Geciteerde passage:
________________________

Het paradijselijke vakantieresort dat één grote leugen was

© Shutterstock

Arous was een idyllisch resort aan de oevers van de Rode Zee in Soedan. Een toeristisch paradijs en een welgekomen oase in de snikhete woestijn, of zo leek het toch. Maar niets was minder waar: deze glamoureuze bestemming was een basis voor Israëlische spionnen met een geheime missie. De toeristen die er toestroomden waren zich van geen kwaad bewust.

evdg

“Een wondere wereld weg van alles, waar zoveel te zien en te beleven valt.” De aanlokkelijke slogan pronkt op de oude brochure van Arous. Foto’s van witte bungalows, helderblauw water, exotische vissen en lachende bevolking springen in het oog. Het hoeft dan ook niet te verbazen dat de plek aan de kust van Soedan uitgroeide tot een hotspot voor duikers en toeristen die graag eens weg zijn van alles. Het foldertje werd gedrukt en wijdverspreid: gespecialiseerde reisbureaus in Europa namen Arous Village op in hun aanbod en al snel trokken honderden reislustigen naar het paradijs.

________________________

Verzamelde gegevens:
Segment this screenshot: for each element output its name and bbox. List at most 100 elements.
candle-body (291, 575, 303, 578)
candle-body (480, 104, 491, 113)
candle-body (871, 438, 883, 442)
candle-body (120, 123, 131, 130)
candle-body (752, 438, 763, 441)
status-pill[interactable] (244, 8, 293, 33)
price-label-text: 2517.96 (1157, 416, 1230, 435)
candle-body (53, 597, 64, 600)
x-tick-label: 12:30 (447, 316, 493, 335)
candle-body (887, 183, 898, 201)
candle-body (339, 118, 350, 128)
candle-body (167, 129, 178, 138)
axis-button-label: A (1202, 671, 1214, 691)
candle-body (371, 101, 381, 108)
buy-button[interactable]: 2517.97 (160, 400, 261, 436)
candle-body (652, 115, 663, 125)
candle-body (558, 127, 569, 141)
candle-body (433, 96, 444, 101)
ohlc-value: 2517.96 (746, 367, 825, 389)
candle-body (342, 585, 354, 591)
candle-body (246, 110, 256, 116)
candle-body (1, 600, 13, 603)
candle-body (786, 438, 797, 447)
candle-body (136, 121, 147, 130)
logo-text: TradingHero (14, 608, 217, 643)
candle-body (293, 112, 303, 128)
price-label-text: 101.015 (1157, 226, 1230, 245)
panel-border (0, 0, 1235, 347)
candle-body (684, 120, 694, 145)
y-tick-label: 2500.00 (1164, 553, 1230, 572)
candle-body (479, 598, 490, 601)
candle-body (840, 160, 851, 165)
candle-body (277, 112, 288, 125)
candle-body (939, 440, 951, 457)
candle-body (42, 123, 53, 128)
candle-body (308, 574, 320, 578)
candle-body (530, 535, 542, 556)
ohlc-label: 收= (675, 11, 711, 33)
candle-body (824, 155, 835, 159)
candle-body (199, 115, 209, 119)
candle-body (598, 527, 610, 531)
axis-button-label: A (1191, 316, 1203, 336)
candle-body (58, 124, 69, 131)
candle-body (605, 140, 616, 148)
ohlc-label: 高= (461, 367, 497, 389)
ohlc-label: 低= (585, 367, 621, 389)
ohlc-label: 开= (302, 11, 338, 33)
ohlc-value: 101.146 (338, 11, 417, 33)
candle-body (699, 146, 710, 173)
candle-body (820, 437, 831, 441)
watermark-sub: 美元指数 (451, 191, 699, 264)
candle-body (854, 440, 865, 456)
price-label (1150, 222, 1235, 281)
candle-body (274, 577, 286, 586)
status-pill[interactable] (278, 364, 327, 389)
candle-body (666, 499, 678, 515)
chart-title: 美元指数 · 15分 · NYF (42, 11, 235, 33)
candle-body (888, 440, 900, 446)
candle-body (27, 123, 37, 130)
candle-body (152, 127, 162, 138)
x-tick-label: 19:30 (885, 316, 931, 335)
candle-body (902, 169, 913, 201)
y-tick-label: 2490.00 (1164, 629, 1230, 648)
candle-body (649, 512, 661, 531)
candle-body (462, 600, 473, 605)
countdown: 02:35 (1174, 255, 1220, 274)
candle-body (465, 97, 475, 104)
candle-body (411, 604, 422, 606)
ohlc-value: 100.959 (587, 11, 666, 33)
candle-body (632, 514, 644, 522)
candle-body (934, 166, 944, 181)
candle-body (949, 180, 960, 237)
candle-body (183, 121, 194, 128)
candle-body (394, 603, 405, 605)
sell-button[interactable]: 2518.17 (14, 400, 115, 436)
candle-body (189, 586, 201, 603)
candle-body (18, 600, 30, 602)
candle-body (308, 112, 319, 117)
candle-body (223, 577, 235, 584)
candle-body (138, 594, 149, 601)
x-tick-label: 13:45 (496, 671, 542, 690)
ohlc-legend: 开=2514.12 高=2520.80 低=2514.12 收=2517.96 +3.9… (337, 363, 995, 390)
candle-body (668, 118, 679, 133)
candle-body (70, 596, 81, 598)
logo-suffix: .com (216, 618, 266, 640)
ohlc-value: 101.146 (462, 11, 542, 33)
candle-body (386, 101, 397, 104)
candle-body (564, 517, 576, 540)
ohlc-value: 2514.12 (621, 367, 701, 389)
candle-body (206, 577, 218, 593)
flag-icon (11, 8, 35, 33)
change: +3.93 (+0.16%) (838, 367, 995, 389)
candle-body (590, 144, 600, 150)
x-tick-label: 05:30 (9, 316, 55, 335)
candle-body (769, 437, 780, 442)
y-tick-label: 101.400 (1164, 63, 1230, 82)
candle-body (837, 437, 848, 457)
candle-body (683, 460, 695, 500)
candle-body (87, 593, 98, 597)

________________________

Korte opdracht: Typ de tekst over het vakantieresort Arous volledig en letterlijk over.

Antwoord op opdracht:
Het paradijselijke vakantieresort dat één grote leugen was

© Shutterstock

Arous was een idyllisch resort aan de oevers van de Rode Zee in Soedan. Een toeristisch paradijs en een welgekomen oase in de snikhete woestijn, of zo leek het toch. Maar niets was minder waar: deze glamoureuze bestemming was een basis voor Israëlische spionnen met een geheime missie. De toeristen die er toestroomden waren zich van geen kwaad bewust.

evdg

“Een wondere wereld weg van alles, waar zoveel te zien en te beleven valt.” De aanlokkelijke slogan pronkt op de oude brochure van Arous. Foto’s van witte bungalows, helderblauw water, exotische vissen en lachende bevolking springen in het oog. Het hoeft dan ook niet te verbazen dat de plek aan de kust van Soedan uitgroeide tot een hotspot voor duikers en toeristen die graag eens weg zijn van alles. Het foldertje werd gedrukt en wijdverspreid: gespecialiseerde reisbureaus in Europa namen Arous Village op in hun aanbod en al snel trokken honderden reislustigen naar het paradijs.